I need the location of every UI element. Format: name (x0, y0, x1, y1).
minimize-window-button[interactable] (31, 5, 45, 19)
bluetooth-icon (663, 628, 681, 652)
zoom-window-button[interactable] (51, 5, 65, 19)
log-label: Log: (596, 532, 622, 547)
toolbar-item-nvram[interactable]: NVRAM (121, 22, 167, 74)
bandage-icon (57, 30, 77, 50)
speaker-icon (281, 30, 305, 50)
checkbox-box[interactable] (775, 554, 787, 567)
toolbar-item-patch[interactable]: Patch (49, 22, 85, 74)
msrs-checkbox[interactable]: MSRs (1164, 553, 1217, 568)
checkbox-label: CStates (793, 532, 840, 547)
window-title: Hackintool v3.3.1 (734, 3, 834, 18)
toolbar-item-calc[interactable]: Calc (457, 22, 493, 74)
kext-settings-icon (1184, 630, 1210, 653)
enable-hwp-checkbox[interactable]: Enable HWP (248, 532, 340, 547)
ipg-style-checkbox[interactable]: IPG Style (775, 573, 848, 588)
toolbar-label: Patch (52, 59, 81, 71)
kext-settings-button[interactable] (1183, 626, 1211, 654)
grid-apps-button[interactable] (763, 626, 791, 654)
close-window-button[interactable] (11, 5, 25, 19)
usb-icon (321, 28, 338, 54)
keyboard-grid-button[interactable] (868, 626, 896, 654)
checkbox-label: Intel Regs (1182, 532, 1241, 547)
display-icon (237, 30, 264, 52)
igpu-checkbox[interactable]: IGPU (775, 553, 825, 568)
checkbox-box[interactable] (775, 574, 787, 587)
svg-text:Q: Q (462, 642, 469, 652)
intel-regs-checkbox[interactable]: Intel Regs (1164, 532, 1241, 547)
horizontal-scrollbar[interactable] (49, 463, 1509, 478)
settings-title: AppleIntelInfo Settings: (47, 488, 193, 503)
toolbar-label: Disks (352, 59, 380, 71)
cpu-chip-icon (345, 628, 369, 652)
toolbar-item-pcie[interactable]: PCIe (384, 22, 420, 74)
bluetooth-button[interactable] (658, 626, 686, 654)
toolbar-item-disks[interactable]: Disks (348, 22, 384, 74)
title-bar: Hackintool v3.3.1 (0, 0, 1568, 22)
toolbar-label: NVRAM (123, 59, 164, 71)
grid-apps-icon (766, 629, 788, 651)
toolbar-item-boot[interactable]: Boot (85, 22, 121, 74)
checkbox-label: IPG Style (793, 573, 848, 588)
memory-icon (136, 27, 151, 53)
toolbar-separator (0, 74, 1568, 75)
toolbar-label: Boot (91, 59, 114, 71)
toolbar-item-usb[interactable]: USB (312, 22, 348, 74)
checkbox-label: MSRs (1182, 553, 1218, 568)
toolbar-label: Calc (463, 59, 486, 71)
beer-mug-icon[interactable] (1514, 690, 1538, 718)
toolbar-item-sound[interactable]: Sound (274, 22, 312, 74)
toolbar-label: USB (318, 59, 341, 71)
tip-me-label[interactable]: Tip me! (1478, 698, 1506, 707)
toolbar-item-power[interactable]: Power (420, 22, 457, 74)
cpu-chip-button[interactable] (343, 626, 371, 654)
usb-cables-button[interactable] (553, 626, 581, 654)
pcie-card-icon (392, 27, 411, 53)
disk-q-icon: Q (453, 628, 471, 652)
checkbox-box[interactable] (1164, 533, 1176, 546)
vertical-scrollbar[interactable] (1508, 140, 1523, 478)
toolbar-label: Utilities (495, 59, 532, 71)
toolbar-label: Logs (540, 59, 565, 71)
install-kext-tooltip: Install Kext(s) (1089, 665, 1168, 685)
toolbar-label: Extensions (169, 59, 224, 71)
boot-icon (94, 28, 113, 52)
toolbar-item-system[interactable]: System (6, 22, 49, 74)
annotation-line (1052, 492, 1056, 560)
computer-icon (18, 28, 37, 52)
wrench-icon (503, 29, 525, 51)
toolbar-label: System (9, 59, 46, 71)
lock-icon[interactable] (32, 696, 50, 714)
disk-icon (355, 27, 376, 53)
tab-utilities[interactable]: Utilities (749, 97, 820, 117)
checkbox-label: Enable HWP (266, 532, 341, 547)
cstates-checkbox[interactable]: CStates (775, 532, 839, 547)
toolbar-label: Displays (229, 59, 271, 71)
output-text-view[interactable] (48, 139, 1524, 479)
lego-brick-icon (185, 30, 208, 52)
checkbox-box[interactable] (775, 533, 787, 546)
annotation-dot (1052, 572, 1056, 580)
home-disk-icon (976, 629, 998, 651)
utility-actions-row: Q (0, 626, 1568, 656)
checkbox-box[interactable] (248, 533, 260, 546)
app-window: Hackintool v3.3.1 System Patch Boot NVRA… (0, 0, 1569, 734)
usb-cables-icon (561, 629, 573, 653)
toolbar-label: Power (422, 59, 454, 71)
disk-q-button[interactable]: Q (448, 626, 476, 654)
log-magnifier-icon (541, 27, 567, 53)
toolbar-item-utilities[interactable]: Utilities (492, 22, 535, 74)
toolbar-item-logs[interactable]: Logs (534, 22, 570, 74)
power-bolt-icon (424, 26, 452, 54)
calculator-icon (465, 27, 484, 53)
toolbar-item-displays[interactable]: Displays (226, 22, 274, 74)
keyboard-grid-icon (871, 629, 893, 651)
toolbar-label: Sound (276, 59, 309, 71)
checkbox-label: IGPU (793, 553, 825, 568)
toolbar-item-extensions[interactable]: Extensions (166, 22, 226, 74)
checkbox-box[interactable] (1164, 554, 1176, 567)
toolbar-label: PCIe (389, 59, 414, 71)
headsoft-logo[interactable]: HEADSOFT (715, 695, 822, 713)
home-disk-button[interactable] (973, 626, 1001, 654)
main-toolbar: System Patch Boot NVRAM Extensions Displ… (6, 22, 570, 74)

■ PROBLEM REQUIREMENTS ■
Copy every row above word for word, keeping each character, number and line in its original order.

■ EXPECTED ANSWER ■
I need the location of every UI element. Format: name (x0, y0, x1, y1).
minimize-window-button[interactable] (31, 5, 45, 19)
bluetooth-icon (663, 628, 681, 652)
zoom-window-button[interactable] (51, 5, 65, 19)
log-label: Log: (596, 532, 622, 547)
toolbar-item-nvram[interactable]: NVRAM (121, 22, 167, 74)
bandage-icon (57, 30, 77, 50)
speaker-icon (281, 30, 305, 50)
checkbox-box[interactable] (775, 554, 787, 567)
toolbar-item-patch[interactable]: Patch (49, 22, 85, 74)
msrs-checkbox[interactable]: MSRs (1164, 553, 1217, 568)
checkbox-label: CStates (793, 532, 840, 547)
window-title: Hackintool v3.3.1 (734, 3, 834, 18)
toolbar-item-calc[interactable]: Calc (457, 22, 493, 74)
kext-settings-icon (1184, 630, 1210, 653)
enable-hwp-checkbox[interactable]: Enable HWP (248, 532, 340, 547)
ipg-style-checkbox[interactable]: IPG Style (775, 573, 848, 588)
toolbar-label: Patch (52, 59, 81, 71)
kext-settings-button[interactable] (1183, 626, 1211, 654)
grid-apps-button[interactable] (763, 626, 791, 654)
close-window-button[interactable] (11, 5, 25, 19)
usb-icon (321, 28, 338, 54)
keyboard-grid-button[interactable] (868, 626, 896, 654)
checkbox-label: Intel Regs (1182, 532, 1241, 547)
display-icon (237, 30, 264, 52)
igpu-checkbox[interactable]: IGPU (775, 553, 825, 568)
checkbox-box[interactable] (775, 574, 787, 587)
svg-text:Q: Q (462, 642, 469, 652)
intel-regs-checkbox[interactable]: Intel Regs (1164, 532, 1241, 547)
horizontal-scrollbar[interactable] (49, 463, 1509, 478)
settings-title: AppleIntelInfo Settings: (47, 488, 193, 503)
toolbar-label: Disks (352, 59, 380, 71)
cpu-chip-icon (345, 628, 369, 652)
toolbar-item-pcie[interactable]: PCIe (384, 22, 420, 74)
bluetooth-button[interactable] (658, 626, 686, 654)
toolbar-item-disks[interactable]: Disks (348, 22, 384, 74)
title-bar: Hackintool v3.3.1 (0, 0, 1568, 22)
toolbar-label: NVRAM (123, 59, 164, 71)
grid-apps-icon (766, 629, 788, 651)
toolbar-item-boot[interactable]: Boot (85, 22, 121, 74)
checkbox-label: IPG Style (793, 573, 848, 588)
memory-icon (136, 27, 151, 53)
toolbar-separator (0, 74, 1568, 75)
toolbar-label: Boot (91, 59, 114, 71)
toolbar-item-usb[interactable]: USB (312, 22, 348, 74)
checkbox-label: MSRs (1182, 553, 1218, 568)
toolbar-label: Calc (463, 59, 486, 71)
beer-mug-icon[interactable] (1514, 690, 1538, 718)
toolbar-item-sound[interactable]: Sound (274, 22, 312, 74)
toolbar-label: USB (318, 59, 341, 71)
tip-me-label[interactable]: Tip me! (1478, 698, 1506, 707)
toolbar-item-power[interactable]: Power (420, 22, 457, 74)
cpu-chip-button[interactable] (343, 626, 371, 654)
usb-cables-button[interactable] (553, 626, 581, 654)
pcie-card-icon (392, 27, 411, 53)
disk-q-icon: Q (453, 628, 471, 652)
checkbox-box[interactable] (1164, 533, 1176, 546)
vertical-scrollbar[interactable] (1508, 140, 1523, 478)
toolbar-label: Utilities (495, 59, 532, 71)
toolbar-label: Logs (540, 59, 565, 71)
install-kext-tooltip: Install Kext(s) (1089, 665, 1168, 685)
toolbar-label: Extensions (169, 59, 224, 71)
boot-icon (94, 28, 113, 52)
toolbar-item-system[interactable]: System (6, 22, 49, 74)
annotation-line (1052, 492, 1056, 560)
computer-icon (18, 28, 37, 52)
wrench-icon (503, 29, 525, 51)
toolbar-label: System (9, 59, 46, 71)
lock-icon[interactable] (32, 696, 50, 714)
disk-icon (355, 27, 376, 53)
tab-utilities[interactable]: Utilities (749, 97, 820, 117)
checkbox-label: Enable HWP (266, 532, 341, 547)
cstates-checkbox[interactable]: CStates (775, 532, 839, 547)
toolbar-label: Displays (229, 59, 271, 71)
output-text-view[interactable] (48, 139, 1524, 479)
lego-brick-icon (185, 30, 208, 52)
checkbox-box[interactable] (775, 533, 787, 546)
annotation-dot (1052, 572, 1056, 580)
home-disk-icon (976, 629, 998, 651)
utility-actions-row: Q (0, 626, 1568, 656)
checkbox-box[interactable] (248, 533, 260, 546)
app-window: Hackintool v3.3.1 System Patch Boot NVRA… (0, 0, 1569, 734)
usb-cables-icon (561, 629, 573, 653)
toolbar-label: Power (422, 59, 454, 71)
disk-q-button[interactable]: Q (448, 626, 476, 654)
log-magnifier-icon (541, 27, 567, 53)
toolbar-item-utilities[interactable]: Utilities (492, 22, 535, 74)
toolbar-item-logs[interactable]: Logs (534, 22, 570, 74)
power-bolt-icon (424, 26, 452, 54)
calculator-icon (465, 27, 484, 53)
toolbar-item-displays[interactable]: Displays (226, 22, 274, 74)
keyboard-grid-icon (871, 629, 893, 651)
toolbar-label: Sound (276, 59, 309, 71)
checkbox-label: IGPU (793, 553, 825, 568)
toolbar-item-extensions[interactable]: Extensions (166, 22, 226, 74)
checkbox-box[interactable] (1164, 554, 1176, 567)
toolbar-label: PCIe (389, 59, 414, 71)
headsoft-logo[interactable]: HEADSOFT (715, 695, 822, 713)
home-disk-button[interactable] (973, 626, 1001, 654)
main-toolbar: System Patch Boot NVRAM Extensions Displ… (6, 22, 570, 74)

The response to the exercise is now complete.